(Data records)

** Start **

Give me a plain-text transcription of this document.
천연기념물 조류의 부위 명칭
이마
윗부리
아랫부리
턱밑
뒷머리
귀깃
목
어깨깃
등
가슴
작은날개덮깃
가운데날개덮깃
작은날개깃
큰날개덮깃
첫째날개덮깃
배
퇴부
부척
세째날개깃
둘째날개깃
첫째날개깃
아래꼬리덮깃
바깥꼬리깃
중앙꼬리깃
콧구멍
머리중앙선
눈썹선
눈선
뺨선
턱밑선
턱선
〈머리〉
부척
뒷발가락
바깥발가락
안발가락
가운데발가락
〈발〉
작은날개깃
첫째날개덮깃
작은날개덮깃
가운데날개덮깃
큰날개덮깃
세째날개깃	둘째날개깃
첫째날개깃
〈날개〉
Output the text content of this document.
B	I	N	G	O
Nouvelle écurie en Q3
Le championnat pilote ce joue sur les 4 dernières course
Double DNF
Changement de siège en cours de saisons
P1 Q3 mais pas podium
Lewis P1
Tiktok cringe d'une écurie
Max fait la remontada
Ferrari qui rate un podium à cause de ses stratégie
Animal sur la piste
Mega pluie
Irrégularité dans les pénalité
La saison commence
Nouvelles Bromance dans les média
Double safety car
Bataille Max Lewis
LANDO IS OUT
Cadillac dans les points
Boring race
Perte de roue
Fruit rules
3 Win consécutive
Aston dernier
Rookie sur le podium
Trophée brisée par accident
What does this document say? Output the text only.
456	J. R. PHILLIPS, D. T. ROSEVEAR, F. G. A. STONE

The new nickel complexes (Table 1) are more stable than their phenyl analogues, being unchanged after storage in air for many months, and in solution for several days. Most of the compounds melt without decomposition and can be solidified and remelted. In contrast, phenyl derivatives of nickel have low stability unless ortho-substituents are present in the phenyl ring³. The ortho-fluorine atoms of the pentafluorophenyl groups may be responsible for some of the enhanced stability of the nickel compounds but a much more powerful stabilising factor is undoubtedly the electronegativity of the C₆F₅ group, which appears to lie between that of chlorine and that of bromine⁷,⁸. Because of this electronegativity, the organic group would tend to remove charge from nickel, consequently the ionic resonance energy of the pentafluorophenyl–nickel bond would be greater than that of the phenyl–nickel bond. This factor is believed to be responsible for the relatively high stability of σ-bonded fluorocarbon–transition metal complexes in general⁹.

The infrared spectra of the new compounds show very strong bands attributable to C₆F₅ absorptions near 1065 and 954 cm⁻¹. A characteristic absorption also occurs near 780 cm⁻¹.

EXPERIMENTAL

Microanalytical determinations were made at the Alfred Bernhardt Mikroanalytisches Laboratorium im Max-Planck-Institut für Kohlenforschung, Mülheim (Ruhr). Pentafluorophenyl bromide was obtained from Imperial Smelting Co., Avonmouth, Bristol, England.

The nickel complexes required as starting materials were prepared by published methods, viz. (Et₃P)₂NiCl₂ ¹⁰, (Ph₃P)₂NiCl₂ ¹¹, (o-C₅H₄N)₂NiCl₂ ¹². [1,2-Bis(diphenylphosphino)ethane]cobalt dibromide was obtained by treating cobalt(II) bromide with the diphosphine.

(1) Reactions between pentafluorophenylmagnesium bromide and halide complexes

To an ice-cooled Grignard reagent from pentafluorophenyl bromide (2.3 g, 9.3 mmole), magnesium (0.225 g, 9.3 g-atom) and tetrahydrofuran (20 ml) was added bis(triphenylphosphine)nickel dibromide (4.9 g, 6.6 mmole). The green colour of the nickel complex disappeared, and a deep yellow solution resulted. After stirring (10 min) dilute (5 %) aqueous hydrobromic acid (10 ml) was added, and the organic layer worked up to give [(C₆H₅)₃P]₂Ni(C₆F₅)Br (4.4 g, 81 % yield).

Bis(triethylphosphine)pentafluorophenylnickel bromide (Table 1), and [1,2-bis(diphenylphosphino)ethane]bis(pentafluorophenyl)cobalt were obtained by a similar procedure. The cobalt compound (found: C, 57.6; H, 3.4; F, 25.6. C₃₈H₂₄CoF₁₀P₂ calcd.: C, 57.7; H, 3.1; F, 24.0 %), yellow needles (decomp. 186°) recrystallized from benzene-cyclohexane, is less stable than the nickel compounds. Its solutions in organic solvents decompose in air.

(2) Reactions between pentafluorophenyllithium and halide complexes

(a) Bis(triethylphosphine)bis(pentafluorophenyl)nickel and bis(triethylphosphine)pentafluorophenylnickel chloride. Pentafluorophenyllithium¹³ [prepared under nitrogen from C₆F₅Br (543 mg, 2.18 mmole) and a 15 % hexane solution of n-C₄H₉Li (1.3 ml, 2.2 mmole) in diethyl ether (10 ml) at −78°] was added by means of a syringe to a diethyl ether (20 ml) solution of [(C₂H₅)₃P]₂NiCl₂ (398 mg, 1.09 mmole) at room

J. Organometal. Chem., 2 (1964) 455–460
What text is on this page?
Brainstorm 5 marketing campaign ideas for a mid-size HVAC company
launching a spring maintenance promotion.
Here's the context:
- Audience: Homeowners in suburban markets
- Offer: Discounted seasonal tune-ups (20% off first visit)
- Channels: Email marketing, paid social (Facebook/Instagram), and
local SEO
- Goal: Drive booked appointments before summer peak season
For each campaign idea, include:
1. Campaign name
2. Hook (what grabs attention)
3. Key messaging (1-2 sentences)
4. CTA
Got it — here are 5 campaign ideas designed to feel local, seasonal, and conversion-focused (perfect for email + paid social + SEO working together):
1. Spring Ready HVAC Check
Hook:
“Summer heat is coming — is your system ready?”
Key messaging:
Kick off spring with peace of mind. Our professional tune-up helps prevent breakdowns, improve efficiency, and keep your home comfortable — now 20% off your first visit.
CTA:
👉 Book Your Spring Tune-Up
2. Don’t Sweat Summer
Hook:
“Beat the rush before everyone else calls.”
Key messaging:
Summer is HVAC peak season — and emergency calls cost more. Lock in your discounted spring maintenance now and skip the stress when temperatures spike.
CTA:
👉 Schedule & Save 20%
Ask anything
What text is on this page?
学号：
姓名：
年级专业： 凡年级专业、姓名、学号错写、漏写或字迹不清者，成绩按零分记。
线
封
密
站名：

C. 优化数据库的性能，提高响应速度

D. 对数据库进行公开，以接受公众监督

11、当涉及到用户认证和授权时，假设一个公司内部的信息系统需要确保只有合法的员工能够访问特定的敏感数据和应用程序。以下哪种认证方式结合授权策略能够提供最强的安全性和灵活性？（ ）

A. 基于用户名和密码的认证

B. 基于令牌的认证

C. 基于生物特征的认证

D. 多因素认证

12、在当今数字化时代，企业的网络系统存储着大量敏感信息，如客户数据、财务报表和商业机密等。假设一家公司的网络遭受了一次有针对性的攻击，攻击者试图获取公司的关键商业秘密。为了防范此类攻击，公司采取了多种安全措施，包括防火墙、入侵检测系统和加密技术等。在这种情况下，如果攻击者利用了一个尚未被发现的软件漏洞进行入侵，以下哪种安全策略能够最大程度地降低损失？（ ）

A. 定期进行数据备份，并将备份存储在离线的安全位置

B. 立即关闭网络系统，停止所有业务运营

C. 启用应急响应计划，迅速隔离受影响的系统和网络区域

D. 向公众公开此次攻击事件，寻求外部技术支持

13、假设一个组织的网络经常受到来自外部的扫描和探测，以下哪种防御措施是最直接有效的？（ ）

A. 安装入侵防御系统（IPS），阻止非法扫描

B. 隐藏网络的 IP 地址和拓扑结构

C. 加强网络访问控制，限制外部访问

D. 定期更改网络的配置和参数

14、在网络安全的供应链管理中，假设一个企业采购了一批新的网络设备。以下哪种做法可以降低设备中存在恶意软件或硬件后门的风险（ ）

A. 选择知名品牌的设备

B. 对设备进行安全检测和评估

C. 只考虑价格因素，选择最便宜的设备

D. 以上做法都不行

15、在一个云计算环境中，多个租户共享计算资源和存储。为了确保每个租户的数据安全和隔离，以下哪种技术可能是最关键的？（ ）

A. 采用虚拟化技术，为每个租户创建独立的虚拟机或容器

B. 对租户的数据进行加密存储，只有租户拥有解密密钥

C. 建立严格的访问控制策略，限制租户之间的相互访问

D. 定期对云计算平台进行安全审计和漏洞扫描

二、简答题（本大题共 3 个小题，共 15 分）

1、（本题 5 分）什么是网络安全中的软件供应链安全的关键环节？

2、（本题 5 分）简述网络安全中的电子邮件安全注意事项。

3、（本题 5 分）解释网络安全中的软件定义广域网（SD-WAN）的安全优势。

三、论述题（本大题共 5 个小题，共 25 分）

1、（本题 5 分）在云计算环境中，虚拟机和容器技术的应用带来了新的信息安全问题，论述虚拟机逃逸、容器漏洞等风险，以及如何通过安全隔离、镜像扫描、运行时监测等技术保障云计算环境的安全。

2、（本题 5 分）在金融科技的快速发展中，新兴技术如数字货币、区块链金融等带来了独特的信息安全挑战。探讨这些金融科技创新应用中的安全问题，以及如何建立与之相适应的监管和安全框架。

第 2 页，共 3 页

** End **

TASK DIRECTIONS - Scan the material above. Return every line containing the string "podium".

RESULT OF THE TASK -
P1 Q3 mais pas podium
Ferrari qui rate un podium à cause de ses stratégie
Rookie sur le podium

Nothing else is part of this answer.